Your goal. Search the material below for the word "MBAYE". Copy every line that has it.

[Start of Extracted material]

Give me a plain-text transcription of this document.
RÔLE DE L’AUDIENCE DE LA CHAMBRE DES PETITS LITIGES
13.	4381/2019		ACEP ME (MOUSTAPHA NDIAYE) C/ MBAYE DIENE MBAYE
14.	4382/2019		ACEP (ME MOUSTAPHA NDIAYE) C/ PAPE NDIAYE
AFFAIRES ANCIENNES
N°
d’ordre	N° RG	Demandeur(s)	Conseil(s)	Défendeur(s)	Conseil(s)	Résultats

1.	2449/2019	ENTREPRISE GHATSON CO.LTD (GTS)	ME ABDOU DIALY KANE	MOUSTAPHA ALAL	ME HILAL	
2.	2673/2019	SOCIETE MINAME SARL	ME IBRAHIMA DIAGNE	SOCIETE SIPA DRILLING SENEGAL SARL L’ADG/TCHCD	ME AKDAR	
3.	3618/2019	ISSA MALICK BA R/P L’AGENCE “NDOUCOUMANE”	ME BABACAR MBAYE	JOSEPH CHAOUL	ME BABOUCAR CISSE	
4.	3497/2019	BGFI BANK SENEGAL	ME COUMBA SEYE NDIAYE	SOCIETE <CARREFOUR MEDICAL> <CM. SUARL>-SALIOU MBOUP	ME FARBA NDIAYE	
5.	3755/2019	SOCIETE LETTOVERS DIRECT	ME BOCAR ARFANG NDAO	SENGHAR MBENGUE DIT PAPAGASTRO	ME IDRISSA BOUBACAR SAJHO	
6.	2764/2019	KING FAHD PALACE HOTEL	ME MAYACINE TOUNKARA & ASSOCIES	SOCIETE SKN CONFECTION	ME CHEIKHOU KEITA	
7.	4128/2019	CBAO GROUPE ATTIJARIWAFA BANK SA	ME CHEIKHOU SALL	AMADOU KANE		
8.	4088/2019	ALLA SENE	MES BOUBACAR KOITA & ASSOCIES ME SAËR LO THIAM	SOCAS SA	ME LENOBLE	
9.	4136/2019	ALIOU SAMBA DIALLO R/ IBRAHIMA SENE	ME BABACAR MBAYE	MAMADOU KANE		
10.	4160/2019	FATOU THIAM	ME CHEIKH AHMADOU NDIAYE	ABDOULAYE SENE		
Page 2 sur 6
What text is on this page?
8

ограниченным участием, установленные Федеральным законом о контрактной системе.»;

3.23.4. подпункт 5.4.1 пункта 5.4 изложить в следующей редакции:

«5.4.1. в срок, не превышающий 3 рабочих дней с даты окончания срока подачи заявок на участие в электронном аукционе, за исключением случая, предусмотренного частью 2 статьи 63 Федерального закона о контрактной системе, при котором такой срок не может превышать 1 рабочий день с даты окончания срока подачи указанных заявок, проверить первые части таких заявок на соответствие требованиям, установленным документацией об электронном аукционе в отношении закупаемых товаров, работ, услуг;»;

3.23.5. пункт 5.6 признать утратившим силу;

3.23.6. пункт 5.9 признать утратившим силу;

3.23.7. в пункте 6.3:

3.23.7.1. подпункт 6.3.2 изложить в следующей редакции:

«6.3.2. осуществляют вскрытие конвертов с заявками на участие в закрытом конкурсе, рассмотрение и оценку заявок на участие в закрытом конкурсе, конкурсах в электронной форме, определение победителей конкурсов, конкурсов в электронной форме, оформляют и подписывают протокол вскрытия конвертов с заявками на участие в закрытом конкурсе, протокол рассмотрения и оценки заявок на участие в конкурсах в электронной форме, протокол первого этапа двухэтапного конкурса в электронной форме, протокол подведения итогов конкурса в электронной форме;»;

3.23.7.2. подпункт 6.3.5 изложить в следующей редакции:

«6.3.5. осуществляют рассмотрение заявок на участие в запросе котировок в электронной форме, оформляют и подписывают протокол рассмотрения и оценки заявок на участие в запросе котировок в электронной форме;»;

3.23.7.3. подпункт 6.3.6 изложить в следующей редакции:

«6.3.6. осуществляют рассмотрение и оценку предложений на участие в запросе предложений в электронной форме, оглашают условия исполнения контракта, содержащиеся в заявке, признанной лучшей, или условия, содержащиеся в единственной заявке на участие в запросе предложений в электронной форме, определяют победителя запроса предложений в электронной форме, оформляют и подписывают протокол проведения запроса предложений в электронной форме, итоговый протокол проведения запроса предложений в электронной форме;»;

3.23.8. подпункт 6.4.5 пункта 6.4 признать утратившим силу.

[End of Extracted material]

Result of the exercise.
13.	4381/2019		ACEP ME (MOUSTAPHA NDIAYE) C/ MBAYE DIENE MBAYE
3.	3618/2019	ISSA MALICK BA R/P L’AGENCE “NDOUCOUMANE”	ME BABACAR MBAYE	JOSEPH CHAOUL	ME BABOUCAR CISSE	
9.	4136/2019	ALIOU SAMBA DIALLO R/ IBRAHIMA SENE	ME BABACAR MBAYE	MAMADOU KANE		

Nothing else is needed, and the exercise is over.